STORED RECORDS:
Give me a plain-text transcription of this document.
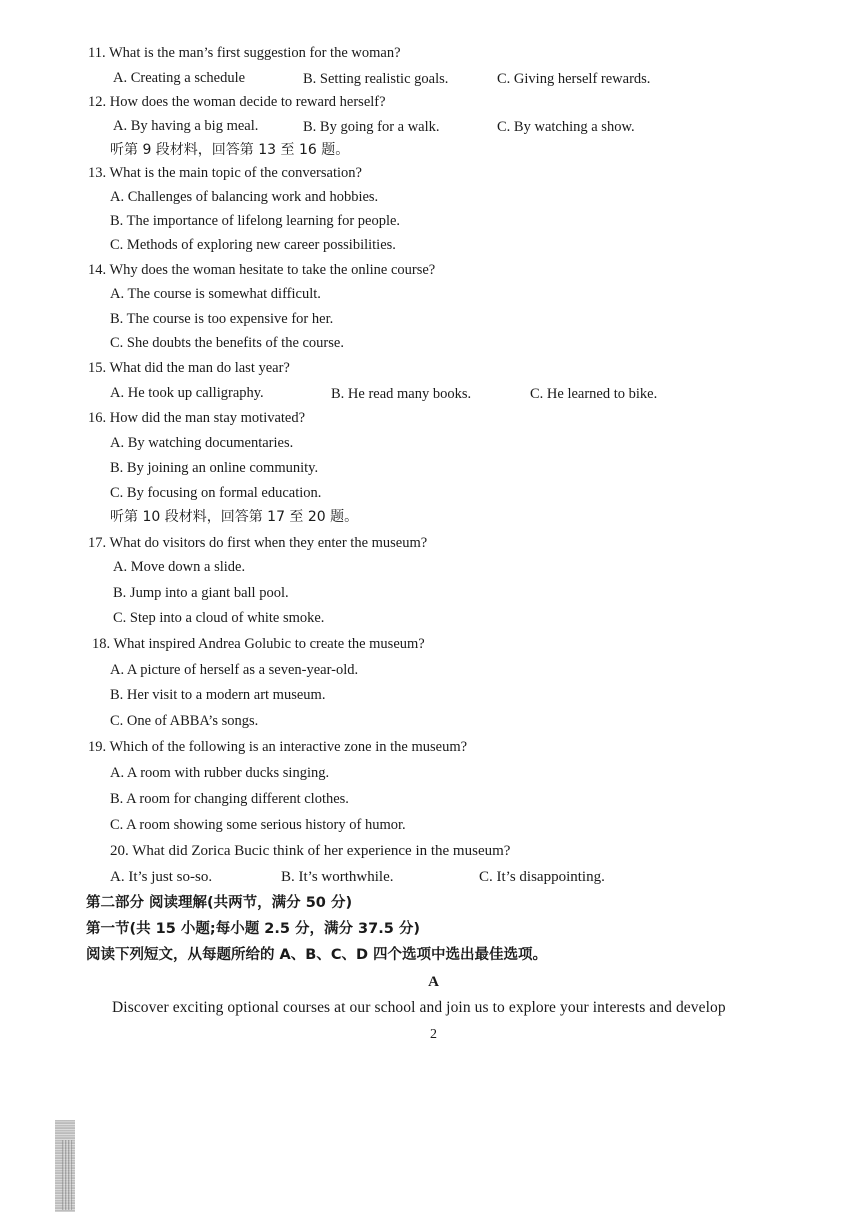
11. What is the man’s first suggestion for the woman?
A. Creating a schedule	B. Setting realistic goals.	C. Giving herself rewards.
12. How does the woman decide to reward herself?
A. By having a big meal.	B. By going for a walk.	C. By watching a show.
听第 9 段材料，回答第 13 至 16 题。
13. What is the main topic of the conversation?
A. Challenges of balancing work and hobbies.
B. The importance of lifelong learning for people.
C. Methods of exploring new career possibilities.
14. Why does the woman hesitate to take the online course?
A. The course is somewhat difficult.
B. The course is too expensive for her.
C. She doubts the benefits of the course.
15. What did the man do last year?
A. He took up calligraphy.	B. He read many books.	C. He learned to bike.
16. How did the man stay motivated?
A. By watching documentaries.
B. By joining an online community.
C. By focusing on formal education.
听第 10 段材料，回答第 17 至 20 题。
17. What do visitors do first when they enter the museum?
A. Move down a slide.
B. Jump into a giant ball pool.
C. Step into a cloud of white smoke.
18. What inspired Andrea Golubic to create the museum?
A. A picture of herself as a seven-year-old.
B. Her visit to a modern art museum.
C. One of ABBA’s songs.
19. Which of the following is an interactive zone in the museum?
A. A room with rubber ducks singing.
B. A room for changing different clothes.
C. A room showing some serious history of humor.
20. What did Zorica Bucic think of her experience in the museum?
A. It’s just so-so.	B. It’s worthwhile.	C. It’s disappointing.
第二部分 阅读理解(共两节，满分 50 分)
第一节(共 15 小题;每小题 2.5 分，满分 37.5 分)
阅读下列短文，从每题所给的 A、B、C、D 四个选项中选出最佳选项。
A
Discover exciting optional courses at our school and join us to explore your interests and develop
2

SET EXERCISE: Copy every line above in which the string "herself" shows up.

EXPECTED ANSWER:
A. Creating a schedule	B. Setting realistic goals.	C. Giving herself rewards.
12. How does the woman decide to reward herself?
A. A picture of herself as a seven-year-old.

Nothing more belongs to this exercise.